**Task requirements**:
Determine which lines of the records include the word "Perplexity", and copy them.

**Available records**:
--------
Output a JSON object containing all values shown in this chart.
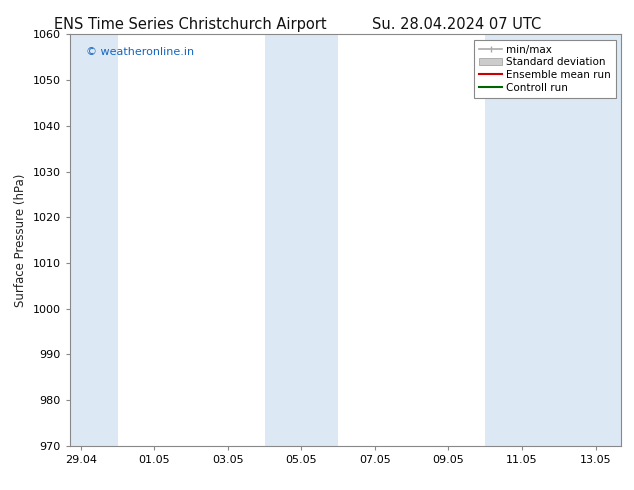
{
  "title_left": "ENS Time Series Christchurch Airport",
  "title_right": "Su. 28.04.2024 07 UTC",
  "ylabel": "Surface Pressure (hPa)",
  "ylim": [
    970,
    1060
  ],
  "yticks": [
    970,
    980,
    990,
    1000,
    1010,
    1020,
    1030,
    1040,
    1050,
    1060
  ],
  "xtick_labels": [
    "29.04",
    "01.05",
    "03.05",
    "05.05",
    "07.05",
    "09.05",
    "11.05",
    "13.05"
  ],
  "watermark": "© weatheronline.in",
  "watermark_color": "#1565C0",
  "background_color": "#ffffff",
  "plot_bg_color": "#ffffff",
  "shaded_color": "#dce9f5",
  "spine_color": "#888888",
  "tick_color": "#444444",
  "legend_entries": [
    {
      "label": "min/max",
      "color": "#aaaaaa",
      "lw": 1.2
    },
    {
      "label": "Standard deviation",
      "color": "#cccccc",
      "lw": 8
    },
    {
      "label": "Ensemble mean run",
      "color": "#cc0000",
      "lw": 1.5
    },
    {
      "label": "Controll run",
      "color": "#006600",
      "lw": 1.5
    }
  ],
  "title_fontsize": 10.5,
  "ylabel_fontsize": 8.5,
  "tick_fontsize": 8,
  "watermark_fontsize": 8,
  "legend_fontsize": 7.5
}
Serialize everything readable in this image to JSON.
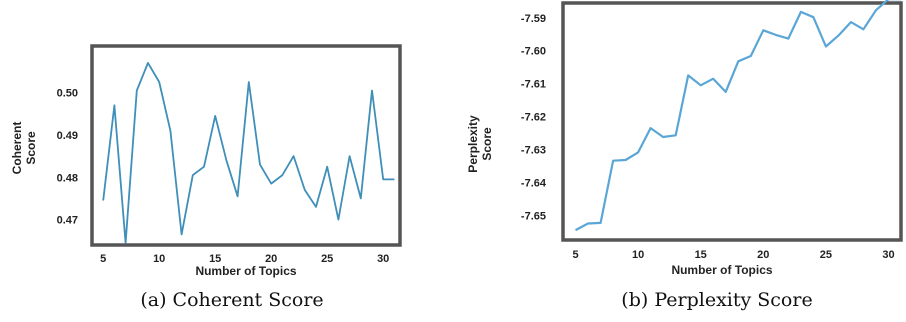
{
  "chart_data": [
    {
      "type": "line",
      "caption": "(a) Coherent Score",
      "xlabel": "Number of Topics",
      "ylabel": [
        "Coherent",
        "Score"
      ],
      "xlim": [
        4,
        31.5
      ],
      "ylim": [
        0.464,
        0.511
      ],
      "xticks": [
        5,
        10,
        15,
        20,
        25,
        30
      ],
      "yticks": [
        0.47,
        0.48,
        0.49,
        0.5
      ],
      "ytick_labels": [
        "0.47",
        "0.48",
        "0.49",
        "0.50"
      ],
      "grid": false,
      "color": "#3f8fb9",
      "x": [
        5,
        6,
        7,
        8,
        9,
        10,
        11,
        12,
        13,
        14,
        15,
        16,
        17,
        18,
        19,
        20,
        21,
        22,
        23,
        24,
        25,
        26,
        27,
        28,
        29,
        30,
        31
      ],
      "y": [
        0.4745,
        0.497,
        0.4645,
        0.5005,
        0.507,
        0.5025,
        0.491,
        0.4665,
        0.4805,
        0.4825,
        0.4945,
        0.484,
        0.4755,
        0.5025,
        0.483,
        0.4785,
        0.4805,
        0.485,
        0.477,
        0.473,
        0.4825,
        0.47,
        0.485,
        0.475,
        0.5005,
        0.4795,
        0.4795
      ]
    },
    {
      "type": "line",
      "caption": "(b) Perplexity Score",
      "xlabel": "Number of Topics",
      "ylabel": [
        "Perplexity",
        "Score"
      ],
      "xlim": [
        4,
        31
      ],
      "ylim": [
        -7.6575,
        -7.5855
      ],
      "xticks": [
        5,
        10,
        15,
        20,
        25,
        30
      ],
      "yticks": [
        -7.65,
        -7.64,
        -7.63,
        -7.62,
        -7.61,
        -7.6,
        -7.59
      ],
      "ytick_labels": [
        "-7.65",
        "-7.64",
        "-7.63",
        "-7.62",
        "-7.61",
        "-7.60",
        "-7.59"
      ],
      "grid": false,
      "color": "#5aa6d6",
      "x": [
        5,
        6,
        7,
        8,
        9,
        10,
        11,
        12,
        13,
        14,
        15,
        16,
        17,
        18,
        19,
        20,
        21,
        22,
        23,
        24,
        25,
        26,
        27,
        28,
        29,
        30,
        31
      ],
      "y": [
        -7.6545,
        -7.6525,
        -7.6523,
        -7.6334,
        -7.6332,
        -7.6309,
        -7.6235,
        -7.6262,
        -7.6257,
        -7.6075,
        -7.6105,
        -7.6085,
        -7.6125,
        -7.6032,
        -7.6016,
        -7.5938,
        -7.5952,
        -7.5963,
        -7.5882,
        -7.5898,
        -7.5987,
        -7.5954,
        -7.5913,
        -7.5935,
        -7.5877,
        -7.5843,
        -7.5843
      ]
    }
  ]
}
--------
**Result**:
      "caption": "(b) Perplexity Score",
        "Perplexity",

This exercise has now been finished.